45...Ke4 46.Ng3+ Kf3 47.Nf5 Bc1
47...Rg5! 48.Nh4+ Ke4 offered Black better winning chances.
 48.Nh4+ Ke2 49.Ra4 Kd3 50.Ra7 h6 51.Rd7+ Ke2 52.Re7 Bf4 53.Re6 Kf2
After53...Kf2.jpg
Position after 53...Kf2

53...Kd3 was GM Alex Shabalov's suggestion keeping my forces massed together rather than allowing my king to become too separated from the rest of the army. 54.Ng6 Ke4 55.Nxf4 Kxf4 56.Rxh6 e4 57.Rf6+ Ke3 and Black still is the one with the winning chances.
 54.Ng6 Rd8 55.Nxe5 Rd5 56.Ng4+ Kf3
 Still I have all sorts of threats and my opponent was already approaching his second time scramble. I focused on the remaining resources I had to complicate things.
57.Kh4 h5 58.Nf6 Bg5+ 59.Kh3 Rd4 60.Ne4

60.Re4?? Rd3 wins.
60...Bd8 61.Re8 Rd3 62.Re6 h4 63.Rd6
FinalSavageAnd.jpg
Final Position, Savage-Andrews

and the draw is now forced. A great defensive effort out of my opponent. I was very impressed. ½–½

In round seven, it was clear that there were many strong masters vying for the prize money and fighting chess was called for. After a well-known opening line, I played an impressive, young man named Matt Parry. Usually taking younger players into the endgame is a big advantage for the more experienced player, but my opponent showed that he too had spatial comprehension.

Stored data entries
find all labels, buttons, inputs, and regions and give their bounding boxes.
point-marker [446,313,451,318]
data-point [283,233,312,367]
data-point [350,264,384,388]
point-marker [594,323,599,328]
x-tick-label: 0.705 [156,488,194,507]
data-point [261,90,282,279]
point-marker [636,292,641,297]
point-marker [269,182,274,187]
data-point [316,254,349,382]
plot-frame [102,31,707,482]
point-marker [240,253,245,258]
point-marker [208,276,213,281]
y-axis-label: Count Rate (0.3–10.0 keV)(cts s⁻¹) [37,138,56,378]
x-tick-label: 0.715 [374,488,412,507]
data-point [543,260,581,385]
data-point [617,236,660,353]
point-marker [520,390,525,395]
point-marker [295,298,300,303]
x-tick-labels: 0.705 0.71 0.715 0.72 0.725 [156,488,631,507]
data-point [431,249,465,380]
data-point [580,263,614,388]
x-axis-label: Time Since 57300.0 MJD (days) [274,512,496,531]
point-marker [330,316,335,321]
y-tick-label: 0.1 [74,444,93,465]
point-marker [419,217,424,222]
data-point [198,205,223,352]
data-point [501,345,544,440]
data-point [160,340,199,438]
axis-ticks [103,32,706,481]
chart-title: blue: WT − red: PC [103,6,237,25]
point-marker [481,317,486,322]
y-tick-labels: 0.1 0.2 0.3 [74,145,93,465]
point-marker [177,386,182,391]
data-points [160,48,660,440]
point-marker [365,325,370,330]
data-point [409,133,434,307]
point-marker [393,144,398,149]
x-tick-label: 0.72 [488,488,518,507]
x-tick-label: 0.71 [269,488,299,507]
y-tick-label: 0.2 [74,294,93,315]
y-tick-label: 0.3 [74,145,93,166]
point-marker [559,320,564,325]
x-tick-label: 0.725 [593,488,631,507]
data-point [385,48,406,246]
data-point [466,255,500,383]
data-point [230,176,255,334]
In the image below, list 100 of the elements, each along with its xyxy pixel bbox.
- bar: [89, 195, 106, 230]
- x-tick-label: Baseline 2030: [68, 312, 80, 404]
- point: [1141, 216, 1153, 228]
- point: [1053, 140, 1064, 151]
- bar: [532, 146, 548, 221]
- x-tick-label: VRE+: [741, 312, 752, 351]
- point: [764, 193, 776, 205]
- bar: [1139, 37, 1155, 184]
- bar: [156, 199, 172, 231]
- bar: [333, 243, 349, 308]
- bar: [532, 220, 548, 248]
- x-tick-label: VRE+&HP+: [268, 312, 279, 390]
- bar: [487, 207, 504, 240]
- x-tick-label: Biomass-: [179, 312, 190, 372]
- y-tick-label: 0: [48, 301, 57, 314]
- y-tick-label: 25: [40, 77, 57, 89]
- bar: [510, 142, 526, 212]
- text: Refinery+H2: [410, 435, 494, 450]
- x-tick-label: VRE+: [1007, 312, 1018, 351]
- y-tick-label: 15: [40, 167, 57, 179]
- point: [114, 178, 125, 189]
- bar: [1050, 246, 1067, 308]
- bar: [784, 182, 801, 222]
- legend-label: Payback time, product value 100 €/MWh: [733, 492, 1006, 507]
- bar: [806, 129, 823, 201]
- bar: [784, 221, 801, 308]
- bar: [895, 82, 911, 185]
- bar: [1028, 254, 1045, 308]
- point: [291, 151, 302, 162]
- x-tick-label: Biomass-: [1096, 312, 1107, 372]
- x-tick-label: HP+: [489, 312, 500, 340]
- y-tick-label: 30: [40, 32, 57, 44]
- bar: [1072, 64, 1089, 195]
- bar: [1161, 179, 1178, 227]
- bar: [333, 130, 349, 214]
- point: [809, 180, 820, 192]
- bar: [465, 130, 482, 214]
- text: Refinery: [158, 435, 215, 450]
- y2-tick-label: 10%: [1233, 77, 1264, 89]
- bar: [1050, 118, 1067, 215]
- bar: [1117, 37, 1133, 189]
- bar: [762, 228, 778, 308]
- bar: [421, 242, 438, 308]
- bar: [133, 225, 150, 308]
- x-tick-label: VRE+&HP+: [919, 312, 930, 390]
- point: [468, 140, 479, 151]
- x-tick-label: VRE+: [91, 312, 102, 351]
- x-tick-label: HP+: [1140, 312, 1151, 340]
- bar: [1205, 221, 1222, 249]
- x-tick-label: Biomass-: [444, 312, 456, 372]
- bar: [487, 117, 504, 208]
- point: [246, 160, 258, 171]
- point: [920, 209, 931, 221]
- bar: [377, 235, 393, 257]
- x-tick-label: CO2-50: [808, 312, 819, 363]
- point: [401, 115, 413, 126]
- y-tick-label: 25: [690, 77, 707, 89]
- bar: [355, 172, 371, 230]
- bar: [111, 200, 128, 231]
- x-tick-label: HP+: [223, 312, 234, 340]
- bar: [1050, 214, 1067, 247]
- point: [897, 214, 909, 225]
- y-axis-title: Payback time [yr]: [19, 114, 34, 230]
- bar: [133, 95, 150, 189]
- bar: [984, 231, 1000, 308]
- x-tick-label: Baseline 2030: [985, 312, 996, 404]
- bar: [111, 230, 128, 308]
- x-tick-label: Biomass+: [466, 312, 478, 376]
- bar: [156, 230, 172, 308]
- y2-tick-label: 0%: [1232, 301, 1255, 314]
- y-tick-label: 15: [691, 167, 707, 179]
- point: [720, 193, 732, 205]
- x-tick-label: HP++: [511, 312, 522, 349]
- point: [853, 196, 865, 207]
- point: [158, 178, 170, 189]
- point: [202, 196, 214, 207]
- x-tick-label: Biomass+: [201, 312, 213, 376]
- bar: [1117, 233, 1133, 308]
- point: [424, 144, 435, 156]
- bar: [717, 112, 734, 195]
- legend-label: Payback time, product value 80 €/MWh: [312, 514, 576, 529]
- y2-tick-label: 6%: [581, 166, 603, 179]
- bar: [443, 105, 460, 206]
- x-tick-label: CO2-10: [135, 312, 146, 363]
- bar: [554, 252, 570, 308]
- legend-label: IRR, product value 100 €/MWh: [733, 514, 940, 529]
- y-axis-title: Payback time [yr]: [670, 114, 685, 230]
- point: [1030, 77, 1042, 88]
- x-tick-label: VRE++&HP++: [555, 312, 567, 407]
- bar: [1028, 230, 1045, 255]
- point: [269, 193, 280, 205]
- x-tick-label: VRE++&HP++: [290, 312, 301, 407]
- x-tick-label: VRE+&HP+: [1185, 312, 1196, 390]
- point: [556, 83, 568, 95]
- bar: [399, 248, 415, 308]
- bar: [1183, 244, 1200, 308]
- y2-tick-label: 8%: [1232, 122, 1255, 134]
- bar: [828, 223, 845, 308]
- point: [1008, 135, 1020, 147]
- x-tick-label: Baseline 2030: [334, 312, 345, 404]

Aim of the exercise
Please sum up the chess commentary in two sentences. These rows have nothing to do with the text.

Task solution
The writer kept up threats and looked for ways to complicate the endgame as the opponent approached his second time scramble, but the opponent's strong defense forced a draw, which impressed the writer. In round seven, with many strong masters competing for prize money, the writer played a young player named Matt Parry, who showed spatial comprehension of his own.